Written instruction
Look through the records below and collect all lines that hold the string "科比第一份合同".
------ Task data
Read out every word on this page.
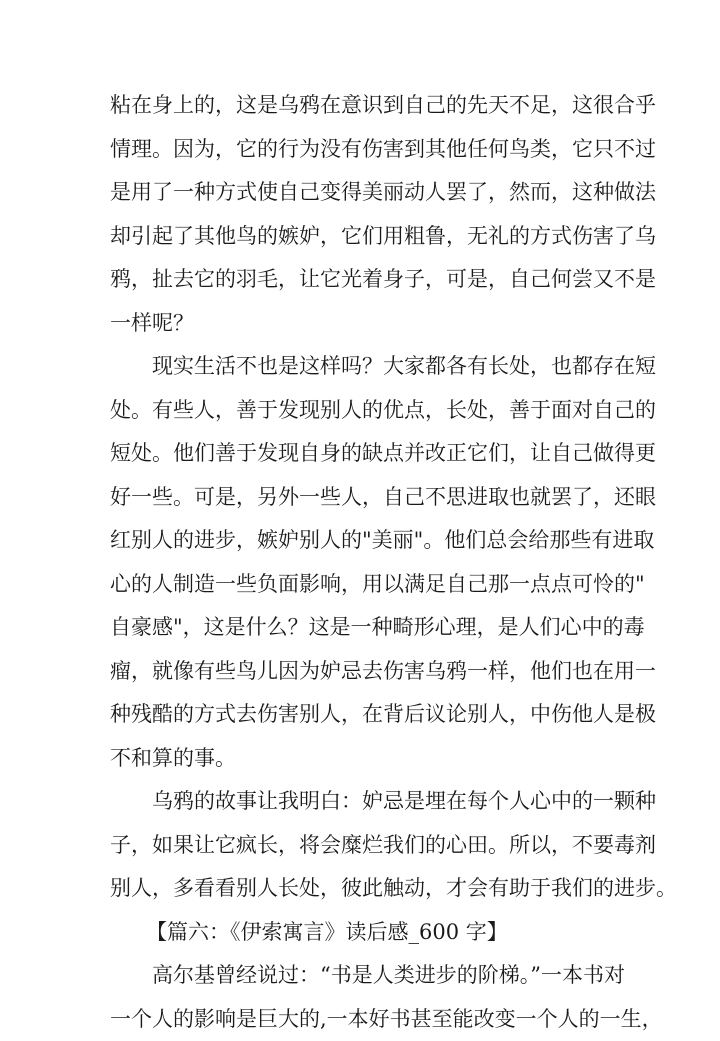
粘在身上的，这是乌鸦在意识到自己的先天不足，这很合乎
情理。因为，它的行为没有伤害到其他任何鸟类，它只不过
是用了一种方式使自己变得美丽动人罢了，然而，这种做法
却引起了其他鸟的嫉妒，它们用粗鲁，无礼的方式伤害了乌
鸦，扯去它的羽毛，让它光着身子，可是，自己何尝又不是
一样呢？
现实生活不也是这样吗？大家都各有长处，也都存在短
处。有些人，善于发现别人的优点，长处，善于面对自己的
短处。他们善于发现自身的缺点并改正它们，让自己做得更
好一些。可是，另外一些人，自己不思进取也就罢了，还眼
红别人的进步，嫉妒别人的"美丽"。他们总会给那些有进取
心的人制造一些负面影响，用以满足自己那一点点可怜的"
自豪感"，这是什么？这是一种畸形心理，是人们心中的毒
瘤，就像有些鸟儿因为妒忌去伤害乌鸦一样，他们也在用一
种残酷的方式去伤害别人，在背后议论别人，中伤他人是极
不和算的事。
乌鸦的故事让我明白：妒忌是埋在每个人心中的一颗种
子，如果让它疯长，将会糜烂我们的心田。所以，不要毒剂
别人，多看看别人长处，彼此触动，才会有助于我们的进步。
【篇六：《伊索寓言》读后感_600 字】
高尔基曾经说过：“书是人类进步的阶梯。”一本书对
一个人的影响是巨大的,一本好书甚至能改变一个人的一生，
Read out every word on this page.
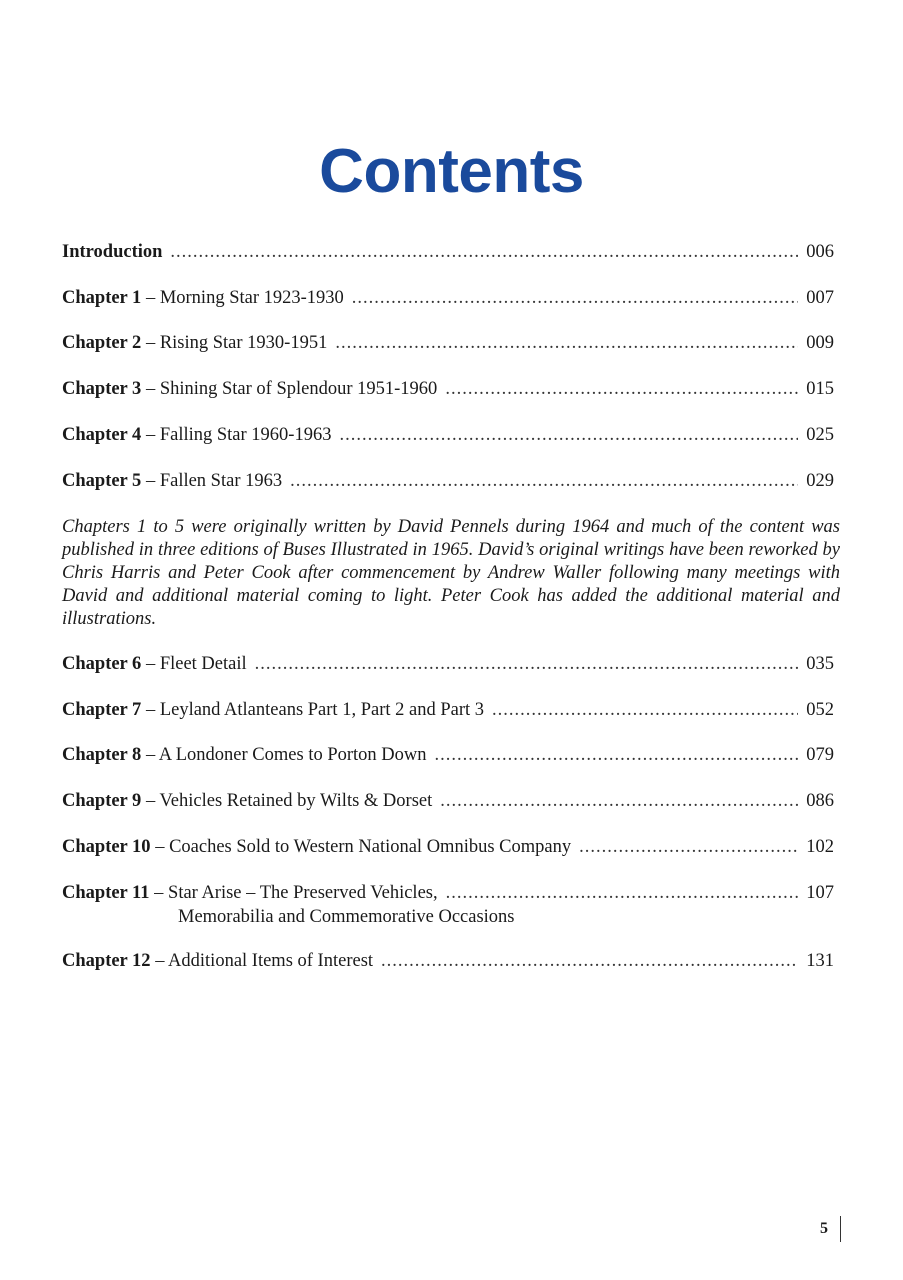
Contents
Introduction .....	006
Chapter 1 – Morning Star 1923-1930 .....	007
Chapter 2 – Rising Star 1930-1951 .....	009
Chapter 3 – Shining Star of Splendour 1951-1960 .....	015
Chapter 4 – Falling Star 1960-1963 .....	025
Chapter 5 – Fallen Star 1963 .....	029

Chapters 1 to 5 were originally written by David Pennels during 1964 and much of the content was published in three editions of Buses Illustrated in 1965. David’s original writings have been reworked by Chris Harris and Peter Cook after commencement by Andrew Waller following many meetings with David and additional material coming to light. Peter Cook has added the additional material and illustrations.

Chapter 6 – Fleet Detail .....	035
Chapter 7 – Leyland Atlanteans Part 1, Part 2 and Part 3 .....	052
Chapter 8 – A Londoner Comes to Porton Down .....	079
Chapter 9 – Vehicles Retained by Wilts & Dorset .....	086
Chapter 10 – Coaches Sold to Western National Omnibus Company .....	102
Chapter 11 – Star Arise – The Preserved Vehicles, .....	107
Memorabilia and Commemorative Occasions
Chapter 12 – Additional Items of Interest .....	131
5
------------
------ Task data
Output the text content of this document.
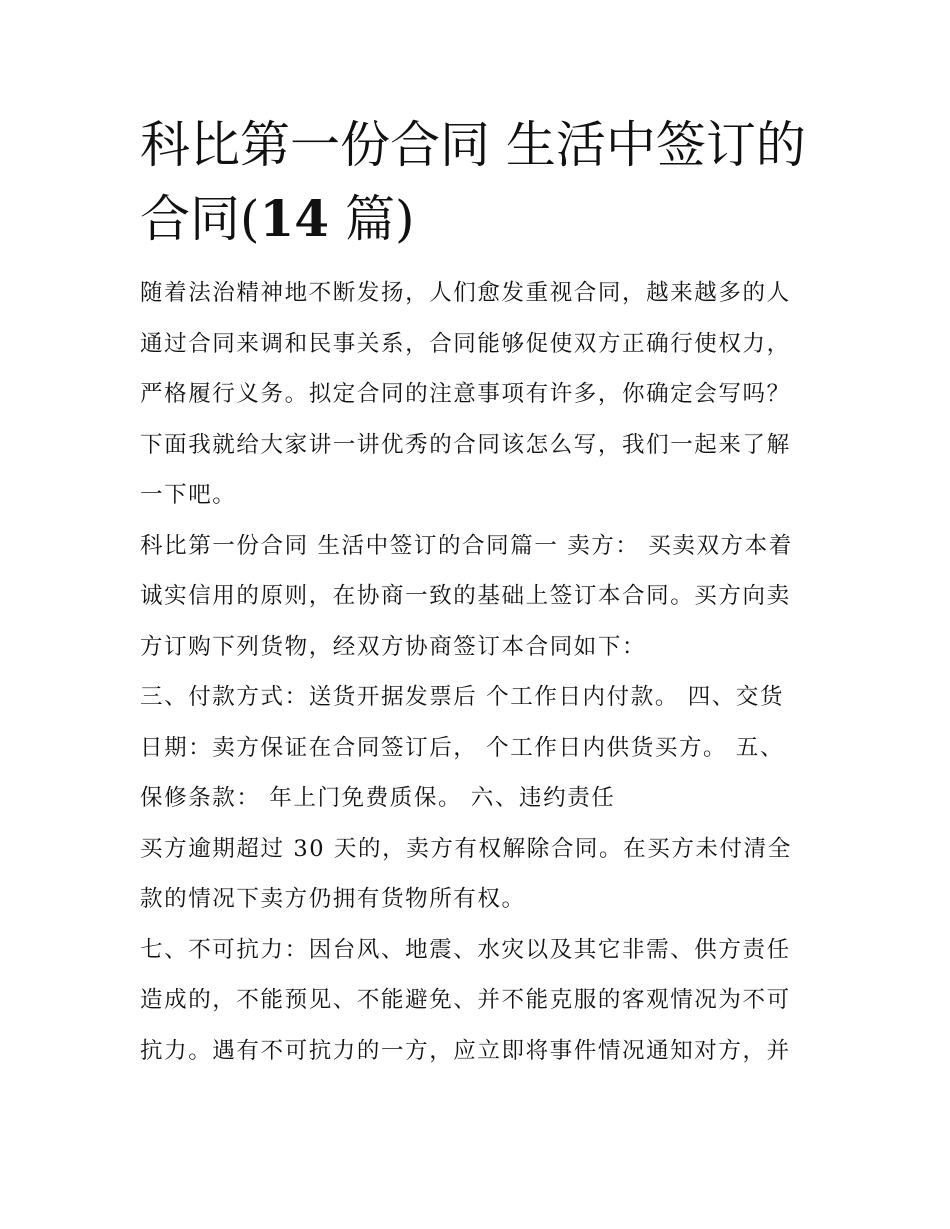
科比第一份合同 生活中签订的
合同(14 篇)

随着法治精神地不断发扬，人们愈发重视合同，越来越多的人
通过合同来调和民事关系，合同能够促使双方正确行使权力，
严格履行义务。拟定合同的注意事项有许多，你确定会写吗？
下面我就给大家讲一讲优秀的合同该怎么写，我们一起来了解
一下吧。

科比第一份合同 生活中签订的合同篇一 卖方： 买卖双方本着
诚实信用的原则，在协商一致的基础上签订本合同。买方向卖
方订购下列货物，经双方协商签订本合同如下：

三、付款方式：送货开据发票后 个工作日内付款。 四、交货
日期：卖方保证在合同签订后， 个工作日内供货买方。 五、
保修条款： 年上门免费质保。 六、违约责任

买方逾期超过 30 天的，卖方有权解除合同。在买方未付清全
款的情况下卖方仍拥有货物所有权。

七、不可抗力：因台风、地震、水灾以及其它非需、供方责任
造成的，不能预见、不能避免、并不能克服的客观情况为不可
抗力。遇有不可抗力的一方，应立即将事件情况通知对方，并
------------
Answer to this task
科比第一份合同 生活中签订的
科比第一份合同 生活中签订的合同篇一 卖方： 买卖双方本着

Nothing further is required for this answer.